=== Exercise aim ===
Give the listing again in full, exactly as written.

Dataset listings of figures:
%%

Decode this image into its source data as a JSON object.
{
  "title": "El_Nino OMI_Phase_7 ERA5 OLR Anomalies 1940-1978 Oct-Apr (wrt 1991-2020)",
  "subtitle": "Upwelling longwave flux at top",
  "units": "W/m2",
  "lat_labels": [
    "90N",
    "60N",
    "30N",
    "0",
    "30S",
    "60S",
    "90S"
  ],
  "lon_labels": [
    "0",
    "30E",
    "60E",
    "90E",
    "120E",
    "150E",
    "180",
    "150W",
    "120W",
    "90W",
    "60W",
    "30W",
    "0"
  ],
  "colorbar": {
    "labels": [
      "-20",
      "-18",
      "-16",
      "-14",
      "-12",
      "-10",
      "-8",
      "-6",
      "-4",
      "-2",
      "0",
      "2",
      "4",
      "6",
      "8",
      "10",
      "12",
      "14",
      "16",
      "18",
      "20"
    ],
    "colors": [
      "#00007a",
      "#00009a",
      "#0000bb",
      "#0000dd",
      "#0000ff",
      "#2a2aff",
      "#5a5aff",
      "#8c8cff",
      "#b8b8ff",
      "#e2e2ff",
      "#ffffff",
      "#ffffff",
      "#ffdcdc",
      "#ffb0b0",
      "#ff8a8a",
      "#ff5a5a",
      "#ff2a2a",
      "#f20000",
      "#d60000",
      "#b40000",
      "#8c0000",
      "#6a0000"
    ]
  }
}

%%

=== Task response ===
Decode this image into its source data as a JSON object.
{
  "title": "El_Nino OMI_Phase_7 ERA5 OLR Anomalies 1940-1978 Oct-Apr (wrt 1991-2020)",
  "subtitle": "Upwelling longwave flux at top",
  "units": "W/m2",
  "lat_labels": [
    "90N",
    "60N",
    "30N",
    "0",
    "30S",
    "60S",
    "90S"
  ],
  "lon_labels": [
    "0",
    "30E",
    "60E",
    "90E",
    "120E",
    "150E",
    "180",
    "150W",
    "120W",
    "90W",
    "60W",
    "30W",
    "0"
  ],
  "colorbar": {
    "labels": [
      "-20",
      "-18",
      "-16",
      "-14",
      "-12",
      "-10",
      "-8",
      "-6",
      "-4",
      "-2",
      "0",
      "2",
      "4",
      "6",
      "8",
      "10",
      "12",
      "14",
      "16",
      "18",
      "20"
    ],
    "colors": [
      "#00007a",
      "#00009a",
      "#0000bb",
      "#0000dd",
      "#0000ff",
      "#2a2aff",
      "#5a5aff",
      "#8c8cff",
      "#b8b8ff",
      "#e2e2ff",
      "#ffffff",
      "#ffffff",
      "#ffdcdc",
      "#ffb0b0",
      "#ff8a8a",
      "#ff5a5a",
      "#ff2a2a",
      "#f20000",
      "#d60000",
      "#b40000",
      "#8c0000",
      "#6a0000"
    ]
  }
}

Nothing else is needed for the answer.